ASSIGNMENT —
Which lines in the listing below contain the word "Hepatic"? Copy each one.

DATA IN THIS EXERCISE —

====================

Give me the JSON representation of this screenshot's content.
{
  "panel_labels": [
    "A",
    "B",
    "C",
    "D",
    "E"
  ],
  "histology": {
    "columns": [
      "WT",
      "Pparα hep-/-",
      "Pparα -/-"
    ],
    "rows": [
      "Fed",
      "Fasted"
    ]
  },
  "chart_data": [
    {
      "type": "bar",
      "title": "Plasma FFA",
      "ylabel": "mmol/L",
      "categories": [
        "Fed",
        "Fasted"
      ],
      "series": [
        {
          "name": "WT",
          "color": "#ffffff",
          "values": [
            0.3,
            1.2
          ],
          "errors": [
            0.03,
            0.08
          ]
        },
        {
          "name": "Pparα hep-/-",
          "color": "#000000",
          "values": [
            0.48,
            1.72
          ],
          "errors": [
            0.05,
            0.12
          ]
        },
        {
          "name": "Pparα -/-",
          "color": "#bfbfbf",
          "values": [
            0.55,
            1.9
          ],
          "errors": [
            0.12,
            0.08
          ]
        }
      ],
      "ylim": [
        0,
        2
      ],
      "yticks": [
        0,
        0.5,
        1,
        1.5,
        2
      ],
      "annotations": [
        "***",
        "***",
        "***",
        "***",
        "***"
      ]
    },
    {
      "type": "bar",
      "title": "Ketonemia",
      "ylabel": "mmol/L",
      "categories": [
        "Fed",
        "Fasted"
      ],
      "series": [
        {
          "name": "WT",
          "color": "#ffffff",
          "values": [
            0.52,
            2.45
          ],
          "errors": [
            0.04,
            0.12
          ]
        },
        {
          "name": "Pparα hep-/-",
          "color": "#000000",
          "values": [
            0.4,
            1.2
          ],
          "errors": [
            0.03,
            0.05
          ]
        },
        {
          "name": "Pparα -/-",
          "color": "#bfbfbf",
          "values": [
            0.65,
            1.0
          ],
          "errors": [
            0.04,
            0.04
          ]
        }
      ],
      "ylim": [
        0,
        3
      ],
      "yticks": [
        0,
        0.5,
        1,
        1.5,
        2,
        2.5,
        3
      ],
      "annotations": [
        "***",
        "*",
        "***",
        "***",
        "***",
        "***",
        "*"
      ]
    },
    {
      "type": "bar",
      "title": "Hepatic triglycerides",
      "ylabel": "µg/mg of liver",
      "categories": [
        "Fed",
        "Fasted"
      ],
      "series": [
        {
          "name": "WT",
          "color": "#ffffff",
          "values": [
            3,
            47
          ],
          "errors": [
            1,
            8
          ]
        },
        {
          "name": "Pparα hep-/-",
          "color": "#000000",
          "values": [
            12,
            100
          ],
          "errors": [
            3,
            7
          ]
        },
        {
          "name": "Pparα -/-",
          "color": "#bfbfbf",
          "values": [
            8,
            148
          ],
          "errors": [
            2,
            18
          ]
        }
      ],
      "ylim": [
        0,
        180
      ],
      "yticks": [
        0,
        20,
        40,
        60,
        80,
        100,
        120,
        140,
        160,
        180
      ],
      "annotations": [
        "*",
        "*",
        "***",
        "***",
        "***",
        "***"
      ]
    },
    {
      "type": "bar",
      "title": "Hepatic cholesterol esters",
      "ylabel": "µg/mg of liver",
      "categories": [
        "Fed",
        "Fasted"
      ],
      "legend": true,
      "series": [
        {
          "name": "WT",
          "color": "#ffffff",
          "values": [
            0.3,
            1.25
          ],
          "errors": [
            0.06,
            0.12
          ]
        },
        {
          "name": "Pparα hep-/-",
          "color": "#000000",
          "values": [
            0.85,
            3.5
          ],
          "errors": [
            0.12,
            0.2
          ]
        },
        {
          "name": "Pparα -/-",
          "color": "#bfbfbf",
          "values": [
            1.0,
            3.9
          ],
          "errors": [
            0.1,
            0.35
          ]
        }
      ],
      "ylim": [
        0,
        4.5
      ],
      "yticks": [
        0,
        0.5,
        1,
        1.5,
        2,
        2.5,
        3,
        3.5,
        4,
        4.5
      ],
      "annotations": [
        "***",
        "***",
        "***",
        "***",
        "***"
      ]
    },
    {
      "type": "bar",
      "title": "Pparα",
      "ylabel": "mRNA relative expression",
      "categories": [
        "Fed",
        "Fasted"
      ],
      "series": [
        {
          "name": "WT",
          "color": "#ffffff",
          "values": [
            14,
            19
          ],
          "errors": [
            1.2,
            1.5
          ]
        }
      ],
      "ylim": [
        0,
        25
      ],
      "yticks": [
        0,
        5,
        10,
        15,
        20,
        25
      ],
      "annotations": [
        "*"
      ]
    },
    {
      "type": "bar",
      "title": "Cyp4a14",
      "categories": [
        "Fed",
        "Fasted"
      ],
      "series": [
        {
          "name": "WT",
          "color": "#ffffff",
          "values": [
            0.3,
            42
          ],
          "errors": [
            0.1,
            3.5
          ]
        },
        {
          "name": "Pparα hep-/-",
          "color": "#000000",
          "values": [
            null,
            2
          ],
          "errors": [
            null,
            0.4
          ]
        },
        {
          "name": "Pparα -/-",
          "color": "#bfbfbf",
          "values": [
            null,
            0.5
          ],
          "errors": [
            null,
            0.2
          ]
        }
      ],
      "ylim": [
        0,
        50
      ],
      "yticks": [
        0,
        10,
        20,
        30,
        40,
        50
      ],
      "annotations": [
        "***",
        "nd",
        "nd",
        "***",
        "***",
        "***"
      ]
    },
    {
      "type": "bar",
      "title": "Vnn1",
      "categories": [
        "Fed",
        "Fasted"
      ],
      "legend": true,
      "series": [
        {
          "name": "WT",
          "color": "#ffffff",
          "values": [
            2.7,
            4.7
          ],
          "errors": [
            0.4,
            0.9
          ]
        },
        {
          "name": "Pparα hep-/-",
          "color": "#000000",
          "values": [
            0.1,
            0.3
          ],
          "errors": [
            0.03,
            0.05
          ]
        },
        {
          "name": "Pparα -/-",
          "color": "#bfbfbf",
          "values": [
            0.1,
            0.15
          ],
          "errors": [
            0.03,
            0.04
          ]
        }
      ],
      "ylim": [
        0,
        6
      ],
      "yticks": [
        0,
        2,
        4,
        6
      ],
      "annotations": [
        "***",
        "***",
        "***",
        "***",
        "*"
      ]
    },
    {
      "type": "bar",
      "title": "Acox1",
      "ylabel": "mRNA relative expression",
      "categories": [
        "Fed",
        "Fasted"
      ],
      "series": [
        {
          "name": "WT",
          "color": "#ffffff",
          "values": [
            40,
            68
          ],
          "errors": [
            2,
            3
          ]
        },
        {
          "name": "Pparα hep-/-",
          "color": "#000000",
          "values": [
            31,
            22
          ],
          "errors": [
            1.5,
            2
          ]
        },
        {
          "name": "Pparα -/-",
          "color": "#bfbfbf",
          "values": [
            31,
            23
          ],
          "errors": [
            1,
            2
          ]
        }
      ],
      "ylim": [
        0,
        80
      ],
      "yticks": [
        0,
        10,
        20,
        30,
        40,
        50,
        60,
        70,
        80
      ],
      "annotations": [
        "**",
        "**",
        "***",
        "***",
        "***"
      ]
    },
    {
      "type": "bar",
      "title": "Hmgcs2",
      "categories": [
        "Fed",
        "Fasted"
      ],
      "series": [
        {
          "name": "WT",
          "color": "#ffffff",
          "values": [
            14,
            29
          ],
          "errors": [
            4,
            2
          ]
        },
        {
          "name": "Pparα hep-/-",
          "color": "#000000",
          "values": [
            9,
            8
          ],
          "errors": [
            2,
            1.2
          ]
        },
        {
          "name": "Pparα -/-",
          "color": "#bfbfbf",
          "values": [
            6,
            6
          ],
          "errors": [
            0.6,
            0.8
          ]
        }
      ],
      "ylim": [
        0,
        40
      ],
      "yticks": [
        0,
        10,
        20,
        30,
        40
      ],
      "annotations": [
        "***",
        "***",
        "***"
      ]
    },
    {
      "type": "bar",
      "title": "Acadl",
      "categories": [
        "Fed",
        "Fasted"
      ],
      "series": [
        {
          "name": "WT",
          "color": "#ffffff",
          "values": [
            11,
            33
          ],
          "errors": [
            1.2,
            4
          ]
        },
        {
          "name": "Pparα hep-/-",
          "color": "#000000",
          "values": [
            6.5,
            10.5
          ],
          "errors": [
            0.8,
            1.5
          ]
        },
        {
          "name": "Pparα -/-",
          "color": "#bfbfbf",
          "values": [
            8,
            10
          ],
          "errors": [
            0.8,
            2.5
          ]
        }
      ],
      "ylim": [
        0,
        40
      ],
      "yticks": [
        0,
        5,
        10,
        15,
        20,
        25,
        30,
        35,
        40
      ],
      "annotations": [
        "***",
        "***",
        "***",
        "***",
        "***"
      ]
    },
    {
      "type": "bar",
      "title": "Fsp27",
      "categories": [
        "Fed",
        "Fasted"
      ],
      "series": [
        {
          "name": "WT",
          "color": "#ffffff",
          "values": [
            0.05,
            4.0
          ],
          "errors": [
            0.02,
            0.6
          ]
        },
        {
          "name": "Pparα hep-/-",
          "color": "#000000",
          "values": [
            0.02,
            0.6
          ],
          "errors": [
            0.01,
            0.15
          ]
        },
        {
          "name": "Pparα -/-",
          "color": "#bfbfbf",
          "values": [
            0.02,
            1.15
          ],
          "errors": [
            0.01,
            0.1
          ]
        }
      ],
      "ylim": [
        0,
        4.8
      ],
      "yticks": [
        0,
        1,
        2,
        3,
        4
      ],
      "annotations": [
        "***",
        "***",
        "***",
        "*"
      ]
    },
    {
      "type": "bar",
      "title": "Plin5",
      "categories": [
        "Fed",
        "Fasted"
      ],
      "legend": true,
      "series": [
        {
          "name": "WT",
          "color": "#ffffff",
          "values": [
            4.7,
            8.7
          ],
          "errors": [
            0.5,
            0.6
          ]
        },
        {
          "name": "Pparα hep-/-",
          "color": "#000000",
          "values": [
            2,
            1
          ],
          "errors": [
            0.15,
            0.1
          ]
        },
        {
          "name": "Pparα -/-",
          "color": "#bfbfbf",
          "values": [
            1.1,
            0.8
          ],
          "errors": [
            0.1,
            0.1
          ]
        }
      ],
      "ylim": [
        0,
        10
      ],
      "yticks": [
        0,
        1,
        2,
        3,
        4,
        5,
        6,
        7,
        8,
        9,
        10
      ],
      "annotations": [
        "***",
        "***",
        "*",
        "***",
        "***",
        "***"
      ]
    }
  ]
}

====================

WRITTEN SOLUTION —
      "title": "Hepatic triglycerides",
      "title": "Hepatic cholesterol esters",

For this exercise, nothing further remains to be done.